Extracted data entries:
^^^^
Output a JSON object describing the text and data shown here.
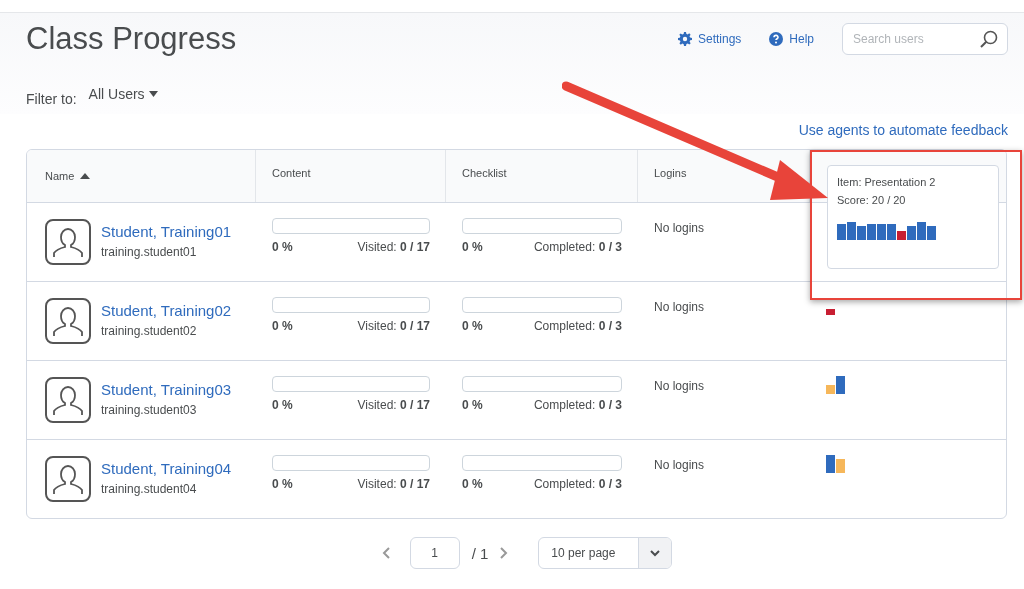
{
  "page": {
    "title": "Class Progress"
  },
  "toolbar": {
    "settings": "Settings",
    "help": "Help",
    "search": {
      "placeholder": "Search users"
    }
  },
  "filter": {
    "label": "Filter to:",
    "value": "All Users"
  },
  "agents_link": "Use agents to automate feedback",
  "table": {
    "columns": [
      {
        "label": "Name",
        "sorted": true
      },
      {
        "label": "Content",
        "sorted": false
      },
      {
        "label": "Checklist",
        "sorted": false
      },
      {
        "label": "Logins",
        "sorted": false
      }
    ],
    "rows": [
      {
        "name": "Student, Training01",
        "username": "training.student01",
        "content": {
          "level": 0,
          "percent": "0 %",
          "label": "Visited:",
          "count": "0 / 17"
        },
        "checklist": {
          "level": 0,
          "percent": "0 %",
          "label": "Completed:",
          "count": "0 / 3"
        },
        "logins": "No logins",
        "bars": [
          {
            "color": "#2f6bbd",
            "kind": "high"
          },
          {
            "color": "#2f6bbd",
            "kind": "full"
          },
          {
            "color": "#2f6bbd",
            "kind": "mid"
          },
          {
            "color": "#2f6bbd",
            "kind": "high"
          },
          {
            "color": "#2f6bbd",
            "kind": "high"
          },
          {
            "color": "#2f6bbd",
            "kind": "high"
          },
          {
            "color": "#c81e32",
            "kind": "low"
          },
          {
            "color": "#2f6bbd",
            "kind": "mid"
          },
          {
            "color": "#2f6bbd",
            "kind": "full"
          },
          {
            "color": "#2f6bbd",
            "kind": "mid"
          }
        ],
        "popover": {
          "item": "Item: Presentation 2",
          "score": "Score: 20 / 20"
        }
      },
      {
        "name": "Student, Training02",
        "username": "training.student02",
        "content": {
          "level": 0,
          "percent": "0 %",
          "label": "Visited:",
          "count": "0 / 17"
        },
        "checklist": {
          "level": 0,
          "percent": "0 %",
          "label": "Completed:",
          "count": "0 / 3"
        },
        "logins": "No logins",
        "bars": [
          {
            "color": "#c81e32",
            "kind": "min"
          }
        ]
      },
      {
        "name": "Student, Training03",
        "username": "training.student03",
        "content": {
          "level": 0,
          "percent": "0 %",
          "label": "Visited:",
          "count": "0 / 17"
        },
        "checklist": {
          "level": 0,
          "percent": "0 %",
          "label": "Completed:",
          "count": "0 / 3"
        },
        "logins": "No logins",
        "bars": [
          {
            "color": "#f6b75a",
            "kind": "low"
          },
          {
            "color": "#2f6bbd",
            "kind": "full"
          }
        ]
      },
      {
        "name": "Student, Training04",
        "username": "training.student04",
        "content": {
          "level": 0,
          "percent": "0 %",
          "label": "Visited:",
          "count": "0 / 17"
        },
        "checklist": {
          "level": 0,
          "percent": "0 %",
          "label": "Completed:",
          "count": "0 / 3"
        },
        "logins": "No logins",
        "bars": [
          {
            "color": "#2f6bbd",
            "kind": "full"
          },
          {
            "color": "#f6b75a",
            "kind": "mid"
          }
        ]
      }
    ]
  },
  "pagination": {
    "page": "1",
    "total": "/ 1",
    "per_page": "10 per page"
  }
}
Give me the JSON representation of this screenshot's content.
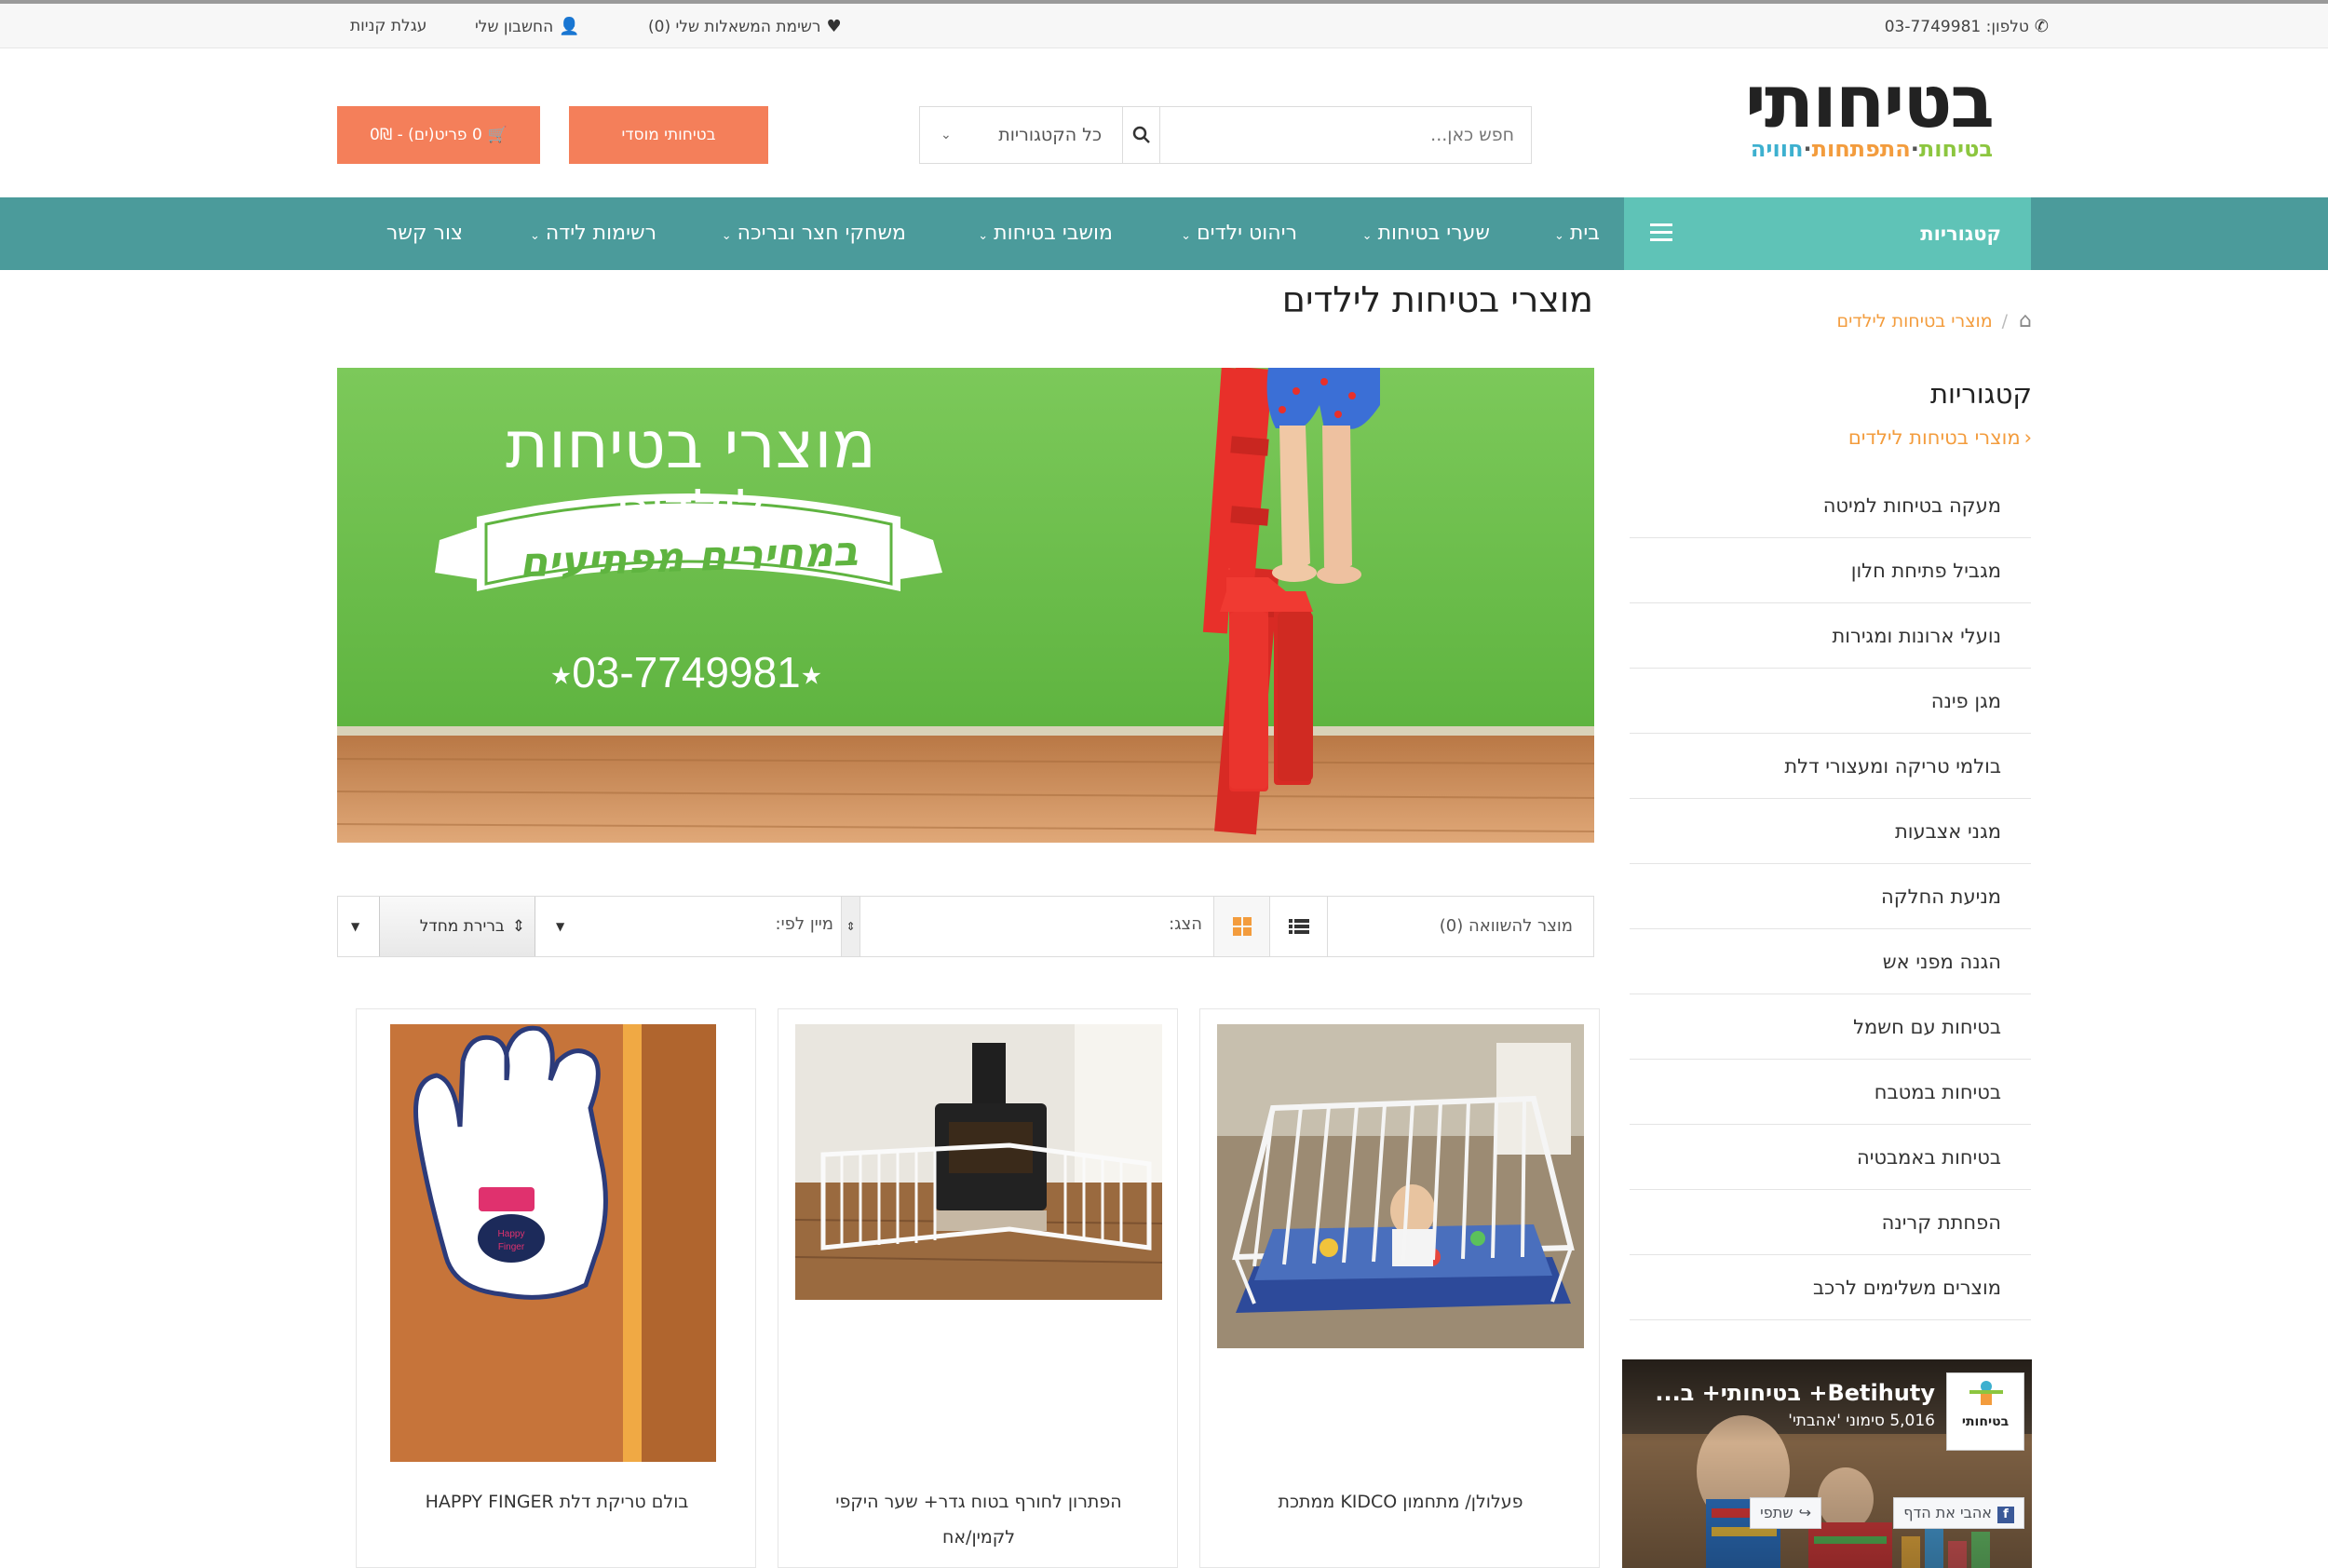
{
  "topbar": {
    "phone": "טלפון: 03-7749981",
    "wishlist": "רשימת המשאלות שלי (0)",
    "account": "החשבון שלי",
    "cart": "עגלת קניות"
  },
  "header": {
    "logo_text": "בטיחותי",
    "tag_1": "בטיחות",
    "tag_2": "התפתחות",
    "tag_3": "חוויה",
    "search_placeholder": "חפש כאן...",
    "category_select": "כל הקטגוריות",
    "institutional_button": "בטיחותי מוסדי",
    "cart_button": "0 פריט(ים) - 0₪"
  },
  "nav": {
    "categories_label": "קטגוריות",
    "items": [
      "בית",
      "שערי בטיחות",
      "ריהוט ילדים",
      "מושבי בטיחות",
      "משחקי חצר ובריכה",
      "רשימות לידה",
      "צור קשר"
    ]
  },
  "breadcrumb": {
    "current": "מוצרי בטיחות לילדים"
  },
  "sidebar": {
    "title": "קטגוריות",
    "current": "מוצרי בטיחות לילדים",
    "items": [
      "מעקה בטיחות למיטה",
      "מגביל פתיחת חלון",
      "נועלי ארונות ומגירות",
      "מגן פינה",
      "בולמי טריקה ומעצורי דלת",
      "מגני אצבעות",
      "מניעת החלקה",
      "הגנה מפני אש",
      "בטיחות עם חשמל",
      "בטיחות במטבח",
      "בטיחות באמבטיה",
      "הפחתת קרינה",
      "מוצרים משלימים לרכב"
    ],
    "fb": {
      "page_name": "Betihuty+ בטיחותי+ ב...",
      "likes": "5,016 סימוני 'אהבתי'",
      "logo_text": "בטיחותי",
      "like_button": "אהבי את הדף",
      "share_button": "שתפי"
    }
  },
  "main": {
    "title": "מוצרי בטיחות לילדים",
    "banner": {
      "line1": "מוצרי בטיחות",
      "line2": "לילדים",
      "ribbon": "במחירים מפתיעים",
      "phone": "03-7749981"
    },
    "toolbar": {
      "compare": "מוצר להשוואה (0)",
      "show_label": "הצג:",
      "sort_label": "מיין לפי:",
      "sort_value": "ברירת מחדל"
    },
    "products": [
      {
        "name": "פעלולן/ מתחמון KIDCO ממתכת"
      },
      {
        "name": "הפתרון לחורף בטוח גדר+ שער היקפי לקמין/אח"
      },
      {
        "name": "בולם טריקת דלת HAPPY FINGER"
      }
    ]
  },
  "colors": {
    "nav_bg": "#4b9b9b",
    "nav_categories_bg": "#5fc3b7",
    "accent_orange": "#f47f5a",
    "link_orange": "#f39c3d",
    "banner_green": "#6cc04a"
  }
}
^^^^
• [Directions for this task]: Write out the records above exactly as they appear, leaving out any pictures.

• [Reply to the task]:
Output a JSON object describing the text and data shown here.
{
  "page": {
    "title": "Class Progress"
  },
  "toolbar": {
    "settings": "Settings",
    "help": "Help",
    "search": {
      "placeholder": "Search users"
    }
  },
  "filter": {
    "label": "Filter to:",
    "value": "All Users"
  },
  "agents_link": "Use agents to automate feedback",
  "table": {
    "columns": [
      {
        "label": "Name",
        "sorted": true
      },
      {
        "label": "Content",
        "sorted": false
      },
      {
        "label": "Checklist",
        "sorted": false
      },
      {
        "label": "Logins",
        "sorted": false
      }
    ],
    "rows": [
      {
        "name": "Student, Training01",
        "username": "training.student01",
        "content": {
          "level": 0,
          "percent": "0 %",
          "label": "Visited:",
          "count": "0 / 17"
        },
        "checklist": {
          "level": 0,
          "percent": "0 %",
          "label": "Completed:",
          "count": "0 / 3"
        },
        "logins": "No logins",
        "bars": [
          {
            "color": "#2f6bbd",
            "kind": "high"
          },
          {
            "color": "#2f6bbd",
            "kind": "full"
          },
          {
            "color": "#2f6bbd",
            "kind": "mid"
          },
          {
            "color": "#2f6bbd",
            "kind": "high"
          },
          {
            "color": "#2f6bbd",
            "kind": "high"
          },
          {
            "color": "#2f6bbd",
            "kind": "high"
          },
          {
            "color": "#c81e32",
            "kind": "low"
          },
          {
            "color": "#2f6bbd",
            "kind": "mid"
          },
          {
            "color": "#2f6bbd",
            "kind": "full"
          },
          {
            "color": "#2f6bbd",
            "kind": "mid"
          }
        ],
        "popover": {
          "item": "Item: Presentation 2",
          "score": "Score: 20 / 20"
        }
      },
      {
        "name": "Student, Training02",
        "username": "training.student02",
        "content": {
          "level": 0,
          "percent": "0 %",
          "label": "Visited:",
          "count": "0 / 17"
        },
        "checklist": {
          "level": 0,
          "percent": "0 %",
          "label": "Completed:",
          "count": "0 / 3"
        },
        "logins": "No logins",
        "bars": [
          {
            "color": "#c81e32",
            "kind": "min"
          }
        ]
      },
      {
        "name": "Student, Training03",
        "username": "training.student03",
        "content": {
          "level": 0,
          "percent": "0 %",
          "label": "Visited:",
          "count": "0 / 17"
        },
        "checklist": {
          "level": 0,
          "percent": "0 %",
          "label": "Completed:",
          "count": "0 / 3"
        },
        "logins": "No logins",
        "bars": [
          {
            "color": "#f6b75a",
            "kind": "low"
          },
          {
            "color": "#2f6bbd",
            "kind": "full"
          }
        ]
      },
      {
        "name": "Student, Training04",
        "username": "training.student04",
        "content": {
          "level": 0,
          "percent": "0 %",
          "label": "Visited:",
          "count": "0 / 17"
        },
        "checklist": {
          "level": 0,
          "percent": "0 %",
          "label": "Completed:",
          "count": "0 / 3"
        },
        "logins": "No logins",
        "bars": [
          {
            "color": "#2f6bbd",
            "kind": "full"
          },
          {
            "color": "#f6b75a",
            "kind": "mid"
          }
        ]
      }
    ]
  },
  "pagination": {
    "page": "1",
    "total": "/ 1",
    "per_page": "10 per page"
  }
}
Give me the JSON representation of this screenshot's content.
{
  "topbar": {
    "phone": "טלפון: 03-7749981",
    "wishlist": "רשימת המשאלות שלי (0)",
    "account": "החשבון שלי",
    "cart": "עגלת קניות"
  },
  "header": {
    "logo_text": "בטיחותי",
    "tag_1": "בטיחות",
    "tag_2": "התפתחות",
    "tag_3": "חוויה",
    "search_placeholder": "חפש כאן...",
    "category_select": "כל הקטגוריות",
    "institutional_button": "בטיחותי מוסדי",
    "cart_button": "0 פריט(ים) - 0₪"
  },
  "nav": {
    "categories_label": "קטגוריות",
    "items": [
      "בית",
      "שערי בטיחות",
      "ריהוט ילדים",
      "מושבי בטיחות",
      "משחקי חצר ובריכה",
      "רשימות לידה",
      "צור קשר"
    ]
  },
  "breadcrumb": {
    "current": "מוצרי בטיחות לילדים"
  },
  "sidebar": {
    "title": "קטגוריות",
    "current": "מוצרי בטיחות לילדים",
    "items": [
      "מעקה בטיחות למיטה",
      "מגביל פתיחת חלון",
      "נועלי ארונות ומגירות",
      "מגן פינה",
      "בולמי טריקה ומעצורי דלת",
      "מגני אצבעות",
      "מניעת החלקה",
      "הגנה מפני אש",
      "בטיחות עם חשמל",
      "בטיחות במטבח",
      "בטיחות באמבטיה",
      "הפחתת קרינה",
      "מוצרים משלימים לרכב"
    ],
    "fb": {
      "page_name": "Betihuty+ בטיחותי+ ב...",
      "likes": "5,016 סימוני 'אהבתי'",
      "logo_text": "בטיחותי",
      "like_button": "אהבי את הדף",
      "share_button": "שתפי"
    }
  },
  "main": {
    "title": "מוצרי בטיחות לילדים",
    "banner": {
      "line1": "מוצרי בטיחות",
      "line2": "לילדים",
      "ribbon": "במחירים מפתיעים",
      "phone": "03-7749981"
    },
    "toolbar": {
      "compare": "מוצר להשוואה (0)",
      "show_label": "הצג:",
      "sort_label": "מיין לפי:",
      "sort_value": "ברירת מחדל"
    },
    "products": [
      {
        "name": "פעלולן/ מתחמון KIDCO ממתכת"
      },
      {
        "name": "הפתרון לחורף בטוח גדר+ שער היקפי לקמין/אח"
      },
      {
        "name": "בולם טריקת דלת HAPPY FINGER"
      }
    ]
  },
  "colors": {
    "nav_bg": "#4b9b9b",
    "nav_categories_bg": "#5fc3b7",
    "accent_orange": "#f47f5a",
    "link_orange": "#f39c3d",
    "banner_green": "#6cc04a"
  }
}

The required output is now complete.